Request »
Print the listing that follows, character for character.

————

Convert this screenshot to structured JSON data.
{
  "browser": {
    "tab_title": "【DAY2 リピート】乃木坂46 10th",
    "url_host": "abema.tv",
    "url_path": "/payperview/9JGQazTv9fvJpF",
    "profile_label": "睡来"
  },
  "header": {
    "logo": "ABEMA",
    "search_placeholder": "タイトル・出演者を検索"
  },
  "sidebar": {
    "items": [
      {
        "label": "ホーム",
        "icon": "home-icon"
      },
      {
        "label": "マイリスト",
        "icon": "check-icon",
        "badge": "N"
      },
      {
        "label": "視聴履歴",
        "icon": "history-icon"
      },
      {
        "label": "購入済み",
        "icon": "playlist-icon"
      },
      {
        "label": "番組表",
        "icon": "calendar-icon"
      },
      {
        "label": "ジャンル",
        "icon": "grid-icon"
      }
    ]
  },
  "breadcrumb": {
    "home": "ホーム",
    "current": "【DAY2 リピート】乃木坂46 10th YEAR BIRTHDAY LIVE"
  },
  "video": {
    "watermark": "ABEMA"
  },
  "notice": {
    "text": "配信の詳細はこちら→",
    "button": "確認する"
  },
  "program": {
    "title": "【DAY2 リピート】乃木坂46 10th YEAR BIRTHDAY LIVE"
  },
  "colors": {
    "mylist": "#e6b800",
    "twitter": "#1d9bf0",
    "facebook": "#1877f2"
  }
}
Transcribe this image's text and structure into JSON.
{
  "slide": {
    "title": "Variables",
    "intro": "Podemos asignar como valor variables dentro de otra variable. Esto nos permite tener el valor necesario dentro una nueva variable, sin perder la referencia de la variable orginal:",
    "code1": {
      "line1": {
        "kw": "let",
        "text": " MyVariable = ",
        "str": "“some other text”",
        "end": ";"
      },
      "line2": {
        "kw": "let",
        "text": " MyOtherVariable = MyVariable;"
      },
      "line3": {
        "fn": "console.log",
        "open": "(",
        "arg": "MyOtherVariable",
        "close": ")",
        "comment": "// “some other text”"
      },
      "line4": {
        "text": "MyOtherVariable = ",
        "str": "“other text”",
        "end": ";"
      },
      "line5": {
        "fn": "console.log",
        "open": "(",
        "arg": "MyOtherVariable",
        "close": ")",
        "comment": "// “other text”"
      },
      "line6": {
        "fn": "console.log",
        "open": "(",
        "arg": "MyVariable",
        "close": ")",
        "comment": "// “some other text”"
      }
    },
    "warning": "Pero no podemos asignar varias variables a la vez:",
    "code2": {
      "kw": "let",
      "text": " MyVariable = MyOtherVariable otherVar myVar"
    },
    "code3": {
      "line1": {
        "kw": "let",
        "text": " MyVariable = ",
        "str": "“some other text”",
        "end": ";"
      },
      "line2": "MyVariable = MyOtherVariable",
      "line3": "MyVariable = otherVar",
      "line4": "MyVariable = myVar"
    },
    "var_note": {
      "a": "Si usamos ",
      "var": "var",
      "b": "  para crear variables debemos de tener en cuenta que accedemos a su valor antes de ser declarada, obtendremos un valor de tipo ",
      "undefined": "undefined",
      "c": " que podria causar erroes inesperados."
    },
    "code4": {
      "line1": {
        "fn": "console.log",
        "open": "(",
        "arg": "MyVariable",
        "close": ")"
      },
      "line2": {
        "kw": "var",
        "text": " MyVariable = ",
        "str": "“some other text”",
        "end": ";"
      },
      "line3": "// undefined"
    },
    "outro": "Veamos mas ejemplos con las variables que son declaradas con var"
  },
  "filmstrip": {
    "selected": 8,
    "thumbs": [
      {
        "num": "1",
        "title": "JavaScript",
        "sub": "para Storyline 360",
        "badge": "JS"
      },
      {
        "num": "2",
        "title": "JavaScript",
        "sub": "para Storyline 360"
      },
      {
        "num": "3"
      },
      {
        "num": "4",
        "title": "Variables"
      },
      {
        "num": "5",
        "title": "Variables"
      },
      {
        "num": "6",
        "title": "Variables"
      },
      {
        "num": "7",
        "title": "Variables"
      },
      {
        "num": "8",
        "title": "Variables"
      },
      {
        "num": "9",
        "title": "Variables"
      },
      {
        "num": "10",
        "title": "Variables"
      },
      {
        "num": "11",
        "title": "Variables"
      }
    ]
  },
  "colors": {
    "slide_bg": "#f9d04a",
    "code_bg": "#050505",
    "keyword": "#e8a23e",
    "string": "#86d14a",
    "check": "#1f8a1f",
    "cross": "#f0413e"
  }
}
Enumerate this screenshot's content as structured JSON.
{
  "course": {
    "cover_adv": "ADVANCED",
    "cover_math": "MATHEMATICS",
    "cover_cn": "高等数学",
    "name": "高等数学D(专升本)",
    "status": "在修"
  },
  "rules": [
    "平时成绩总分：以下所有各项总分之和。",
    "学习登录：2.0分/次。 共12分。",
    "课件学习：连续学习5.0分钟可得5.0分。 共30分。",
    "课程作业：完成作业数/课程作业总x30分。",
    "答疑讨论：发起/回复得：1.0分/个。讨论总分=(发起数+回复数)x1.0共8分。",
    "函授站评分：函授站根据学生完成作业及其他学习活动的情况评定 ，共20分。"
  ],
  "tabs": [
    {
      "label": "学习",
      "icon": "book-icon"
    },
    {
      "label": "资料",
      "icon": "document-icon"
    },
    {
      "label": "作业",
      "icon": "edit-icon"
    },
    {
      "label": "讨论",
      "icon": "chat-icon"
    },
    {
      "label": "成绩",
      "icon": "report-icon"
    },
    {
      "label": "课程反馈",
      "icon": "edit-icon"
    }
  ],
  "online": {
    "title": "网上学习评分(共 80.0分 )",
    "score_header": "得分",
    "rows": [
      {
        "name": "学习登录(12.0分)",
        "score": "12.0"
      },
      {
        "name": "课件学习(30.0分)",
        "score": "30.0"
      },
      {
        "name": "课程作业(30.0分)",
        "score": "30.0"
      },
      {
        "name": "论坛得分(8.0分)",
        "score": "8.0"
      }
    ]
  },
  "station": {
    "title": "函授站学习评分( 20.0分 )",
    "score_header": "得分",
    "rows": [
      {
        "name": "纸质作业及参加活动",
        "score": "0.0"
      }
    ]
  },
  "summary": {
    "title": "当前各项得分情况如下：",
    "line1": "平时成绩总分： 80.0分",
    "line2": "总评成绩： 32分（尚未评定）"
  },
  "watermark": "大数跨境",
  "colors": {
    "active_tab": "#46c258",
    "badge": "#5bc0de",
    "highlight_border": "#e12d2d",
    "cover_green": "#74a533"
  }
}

————

Problem solution »
Convert this screenshot to structured JSON data.
{
  "browser": {
    "tab_title": "【DAY2 リピート】乃木坂46 10th",
    "url_host": "abema.tv",
    "url_path": "/payperview/9JGQazTv9fvJpF",
    "profile_label": "睡来"
  },
  "header": {
    "logo": "ABEMA",
    "search_placeholder": "タイトル・出演者を検索"
  },
  "sidebar": {
    "items": [
      {
        "label": "ホーム",
        "icon": "home-icon"
      },
      {
        "label": "マイリスト",
        "icon": "check-icon",
        "badge": "N"
      },
      {
        "label": "視聴履歴",
        "icon": "history-icon"
      },
      {
        "label": "購入済み",
        "icon": "playlist-icon"
      },
      {
        "label": "番組表",
        "icon": "calendar-icon"
      },
      {
        "label": "ジャンル",
        "icon": "grid-icon"
      }
    ]
  },
  "breadcrumb": {
    "home": "ホーム",
    "current": "【DAY2 リピート】乃木坂46 10th YEAR BIRTHDAY LIVE"
  },
  "video": {
    "watermark": "ABEMA"
  },
  "notice": {
    "text": "配信の詳細はこちら→",
    "button": "確認する"
  },
  "program": {
    "title": "【DAY2 リピート】乃木坂46 10th YEAR BIRTHDAY LIVE"
  },
  "colors": {
    "mylist": "#e6b800",
    "twitter": "#1d9bf0",
    "facebook": "#1877f2"
  }
}
Transcribe this image's text and structure into JSON.
{
  "slide": {
    "title": "Variables",
    "intro": "Podemos asignar como valor variables dentro de otra variable. Esto nos permite tener el valor necesario dentro una nueva variable, sin perder la referencia de la variable orginal:",
    "code1": {
      "line1": {
        "kw": "let",
        "text": " MyVariable = ",
        "str": "“some other text”",
        "end": ";"
      },
      "line2": {
        "kw": "let",
        "text": " MyOtherVariable = MyVariable;"
      },
      "line3": {
        "fn": "console.log",
        "open": "(",
        "arg": "MyOtherVariable",
        "close": ")",
        "comment": "// “some other text”"
      },
      "line4": {
        "text": "MyOtherVariable = ",
        "str": "“other text”",
        "end": ";"
      },
      "line5": {
        "fn": "console.log",
        "open": "(",
        "arg": "MyOtherVariable",
        "close": ")",
        "comment": "// “other text”"
      },
      "line6": {
        "fn": "console.log",
        "open": "(",
        "arg": "MyVariable",
        "close": ")",
        "comment": "// “some other text”"
      }
    },
    "warning": "Pero no podemos asignar varias variables a la vez:",
    "code2": {
      "kw": "let",
      "text": " MyVariable = MyOtherVariable otherVar myVar"
    },
    "code3": {
      "line1": {
        "kw": "let",
        "text": " MyVariable = ",
        "str": "“some other text”",
        "end": ";"
      },
      "line2": "MyVariable = MyOtherVariable",
      "line3": "MyVariable = otherVar",
      "line4": "MyVariable = myVar"
    },
    "var_note": {
      "a": "Si usamos ",
      "var": "var",
      "b": "  para crear variables debemos de tener en cuenta que accedemos a su valor antes de ser declarada, obtendremos un valor de tipo ",
      "undefined": "undefined",
      "c": " que podria causar erroes inesperados."
    },
    "code4": {
      "line1": {
        "fn": "console.log",
        "open": "(",
        "arg": "MyVariable",
        "close": ")"
      },
      "line2": {
        "kw": "var",
        "text": " MyVariable = ",
        "str": "“some other text”",
        "end": ";"
      },
      "line3": "// undefined"
    },
    "outro": "Veamos mas ejemplos con las variables que son declaradas con var"
  },
  "filmstrip": {
    "selected": 8,
    "thumbs": [
      {
        "num": "1",
        "title": "JavaScript",
        "sub": "para Storyline 360",
        "badge": "JS"
      },
      {
        "num": "2",
        "title": "JavaScript",
        "sub": "para Storyline 360"
      },
      {
        "num": "3"
      },
      {
        "num": "4",
        "title": "Variables"
      },
      {
        "num": "5",
        "title": "Variables"
      },
      {
        "num": "6",
        "title": "Variables"
      },
      {
        "num": "7",
        "title": "Variables"
      },
      {
        "num": "8",
        "title": "Variables"
      },
      {
        "num": "9",
        "title": "Variables"
      },
      {
        "num": "10",
        "title": "Variables"
      },
      {
        "num": "11",
        "title": "Variables"
      }
    ]
  },
  "colors": {
    "slide_bg": "#f9d04a",
    "code_bg": "#050505",
    "keyword": "#e8a23e",
    "string": "#86d14a",
    "check": "#1f8a1f",
    "cross": "#f0413e"
  }
}
Enumerate this screenshot's content as structured JSON.
{
  "course": {
    "cover_adv": "ADVANCED",
    "cover_math": "MATHEMATICS",
    "cover_cn": "高等数学",
    "name": "高等数学D(专升本)",
    "status": "在修"
  },
  "rules": [
    "平时成绩总分：以下所有各项总分之和。",
    "学习登录：2.0分/次。 共12分。",
    "课件学习：连续学习5.0分钟可得5.0分。 共30分。",
    "课程作业：完成作业数/课程作业总x30分。",
    "答疑讨论：发起/回复得：1.0分/个。讨论总分=(发起数+回复数)x1.0共8分。",
    "函授站评分：函授站根据学生完成作业及其他学习活动的情况评定 ，共20分。"
  ],
  "tabs": [
    {
      "label": "学习",
      "icon": "book-icon"
    },
    {
      "label": "资料",
      "icon": "document-icon"
    },
    {
      "label": "作业",
      "icon": "edit-icon"
    },
    {
      "label": "讨论",
      "icon": "chat-icon"
    },
    {
      "label": "成绩",
      "icon": "report-icon"
    },
    {
      "label": "课程反馈",
      "icon": "edit-icon"
    }
  ],
  "online": {
    "title": "网上学习评分(共 80.0分 )",
    "score_header": "得分",
    "rows": [
      {
        "name": "学习登录(12.0分)",
        "score": "12.0"
      },
      {
        "name": "课件学习(30.0分)",
        "score": "30.0"
      },
      {
        "name": "课程作业(30.0分)",
        "score": "30.0"
      },
      {
        "name": "论坛得分(8.0分)",
        "score": "8.0"
      }
    ]
  },
  "station": {
    "title": "函授站学习评分( 20.0分 )",
    "score_header": "得分",
    "rows": [
      {
        "name": "纸质作业及参加活动",
        "score": "0.0"
      }
    ]
  },
  "summary": {
    "title": "当前各项得分情况如下：",
    "line1": "平时成绩总分： 80.0分",
    "line2": "总评成绩： 32分（尚未评定）"
  },
  "watermark": "大数跨境",
  "colors": {
    "active_tab": "#46c258",
    "badge": "#5bc0de",
    "highlight_border": "#e12d2d",
    "cover_green": "#74a533"
  }
}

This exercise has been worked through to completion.